*Document section:*
******************************
Lower perspective-taking and higher empathic concern in the Aβ+ group
There was a main effect of group on both perspective-taking, b = –5.339, t(100) = –4.824, p = 5.039 × 10–6, model adjusted R2 = 0.431, n = 105 (Fig. 1A), and empathic concern, b = 3.550, t(100) = 4.925, p = 3.344 × 10–6, model adjusted R2 = 0.513, n = 105 (Fig. 1B), such that the Aβ+ participants had lower perspective-taking but higher empathic concern than the Aβ- healthy controls. There was also a main effect of gender in the empathic concern regression model, b = 3.202, t(100) = 4.609, p = 1.197 × 10–5, model adjusted R2 = 0.513, n = 105, where women had higher empathic concern than men, which is consistent with prior studies (e.g., [45, 79]). In addition, there was a main effect of perspective-taking in the empathic concern model, b = 0.397, t(100) = 7.628, p = 1.419 × 10–11, model adjusted R2 = 0.513, n = 105, and of empathic concern in the perspective-taking model, b = 0.927, t(100) = 7.628, p = 1.419 × 10–11, model adjusted R2 = 0.431, n = 105, which suggested a positive association between these two empathy subscales.
******************************
*Data for review:*
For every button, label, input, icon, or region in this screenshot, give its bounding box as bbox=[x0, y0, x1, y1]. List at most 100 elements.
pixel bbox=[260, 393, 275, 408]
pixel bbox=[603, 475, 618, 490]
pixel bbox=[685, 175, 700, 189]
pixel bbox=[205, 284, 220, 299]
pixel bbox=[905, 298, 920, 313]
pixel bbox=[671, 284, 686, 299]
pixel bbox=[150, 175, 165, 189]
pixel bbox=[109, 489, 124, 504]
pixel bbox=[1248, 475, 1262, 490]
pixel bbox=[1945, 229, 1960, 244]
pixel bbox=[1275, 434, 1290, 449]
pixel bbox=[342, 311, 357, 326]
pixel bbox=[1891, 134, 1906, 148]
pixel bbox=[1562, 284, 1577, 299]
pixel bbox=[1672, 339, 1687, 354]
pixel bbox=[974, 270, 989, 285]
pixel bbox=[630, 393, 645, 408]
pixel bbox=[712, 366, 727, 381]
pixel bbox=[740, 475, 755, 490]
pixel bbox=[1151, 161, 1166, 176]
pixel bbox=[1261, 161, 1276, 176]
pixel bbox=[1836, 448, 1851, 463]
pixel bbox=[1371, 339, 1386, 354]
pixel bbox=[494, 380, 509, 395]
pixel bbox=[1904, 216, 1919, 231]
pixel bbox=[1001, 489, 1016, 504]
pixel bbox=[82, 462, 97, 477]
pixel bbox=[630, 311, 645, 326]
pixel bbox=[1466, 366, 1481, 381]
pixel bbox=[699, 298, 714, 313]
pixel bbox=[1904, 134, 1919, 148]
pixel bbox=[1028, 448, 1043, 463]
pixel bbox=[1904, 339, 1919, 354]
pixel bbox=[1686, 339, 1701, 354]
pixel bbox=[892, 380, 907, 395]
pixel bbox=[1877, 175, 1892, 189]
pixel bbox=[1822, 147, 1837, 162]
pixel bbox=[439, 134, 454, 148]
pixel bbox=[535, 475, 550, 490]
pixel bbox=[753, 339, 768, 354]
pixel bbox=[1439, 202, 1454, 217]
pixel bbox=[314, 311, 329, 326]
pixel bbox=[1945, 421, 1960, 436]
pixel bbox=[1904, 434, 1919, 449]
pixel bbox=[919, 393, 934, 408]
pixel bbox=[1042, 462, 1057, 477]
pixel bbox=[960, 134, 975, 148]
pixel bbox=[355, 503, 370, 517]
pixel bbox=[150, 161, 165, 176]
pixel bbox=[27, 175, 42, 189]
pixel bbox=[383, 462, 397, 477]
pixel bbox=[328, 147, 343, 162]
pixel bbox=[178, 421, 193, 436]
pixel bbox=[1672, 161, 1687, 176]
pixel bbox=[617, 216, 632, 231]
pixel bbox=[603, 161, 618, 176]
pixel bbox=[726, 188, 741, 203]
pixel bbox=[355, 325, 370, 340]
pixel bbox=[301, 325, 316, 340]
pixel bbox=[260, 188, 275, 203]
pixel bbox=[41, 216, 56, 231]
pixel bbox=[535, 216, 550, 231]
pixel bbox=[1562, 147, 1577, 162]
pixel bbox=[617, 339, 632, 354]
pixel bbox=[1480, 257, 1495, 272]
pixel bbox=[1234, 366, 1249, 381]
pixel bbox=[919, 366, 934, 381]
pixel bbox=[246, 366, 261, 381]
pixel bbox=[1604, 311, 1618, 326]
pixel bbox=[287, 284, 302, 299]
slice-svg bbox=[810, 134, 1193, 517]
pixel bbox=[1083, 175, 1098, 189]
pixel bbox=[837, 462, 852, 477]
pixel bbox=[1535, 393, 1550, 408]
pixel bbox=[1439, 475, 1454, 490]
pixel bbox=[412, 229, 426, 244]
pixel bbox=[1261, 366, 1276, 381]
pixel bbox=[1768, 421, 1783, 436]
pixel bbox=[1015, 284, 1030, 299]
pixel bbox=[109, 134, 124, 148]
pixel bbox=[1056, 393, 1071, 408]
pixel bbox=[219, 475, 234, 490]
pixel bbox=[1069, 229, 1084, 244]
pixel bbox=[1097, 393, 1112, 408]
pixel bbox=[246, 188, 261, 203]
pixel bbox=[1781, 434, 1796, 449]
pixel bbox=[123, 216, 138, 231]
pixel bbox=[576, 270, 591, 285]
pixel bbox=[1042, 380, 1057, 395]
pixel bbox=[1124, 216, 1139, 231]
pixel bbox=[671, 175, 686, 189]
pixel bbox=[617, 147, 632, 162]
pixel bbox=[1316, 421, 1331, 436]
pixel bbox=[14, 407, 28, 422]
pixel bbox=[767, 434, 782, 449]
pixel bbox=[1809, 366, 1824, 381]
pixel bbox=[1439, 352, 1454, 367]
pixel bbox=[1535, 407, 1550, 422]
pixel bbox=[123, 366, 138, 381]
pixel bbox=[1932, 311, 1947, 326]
******************************
Continue the passage on perspective-taking and empathic concern in the Aβ+ group from where it stops. The items have nothing to do with the passage on empathy.

Fig. 1
Lower perspective-taking, but higher empathic concern, in the Aβ+ symptomatic participants relative to the Aβ- healthy controls. Multivariate linear regression analyses found that, compared to Aβ- healthy controls, the Aβ+ symptomatic group had A) lower perspective-taking (b = –5.339, t(100) = –4.824, p = 5.039 × 10–6, model adjusted R2 = 0.431, n = 105) and B) higher empathic concern (b = 3.550, t(100) = 4.925, p = 3.344 × 10–6, model adjusted R2 = 0.513, n = 105). Covariates of non-interest in these models included age at IRI, gender, and the contrasting IRI subscale (i.e., empathic concern or perspective-taking). Raw perspective-taking scores and empathic concern scores are shown in the figure.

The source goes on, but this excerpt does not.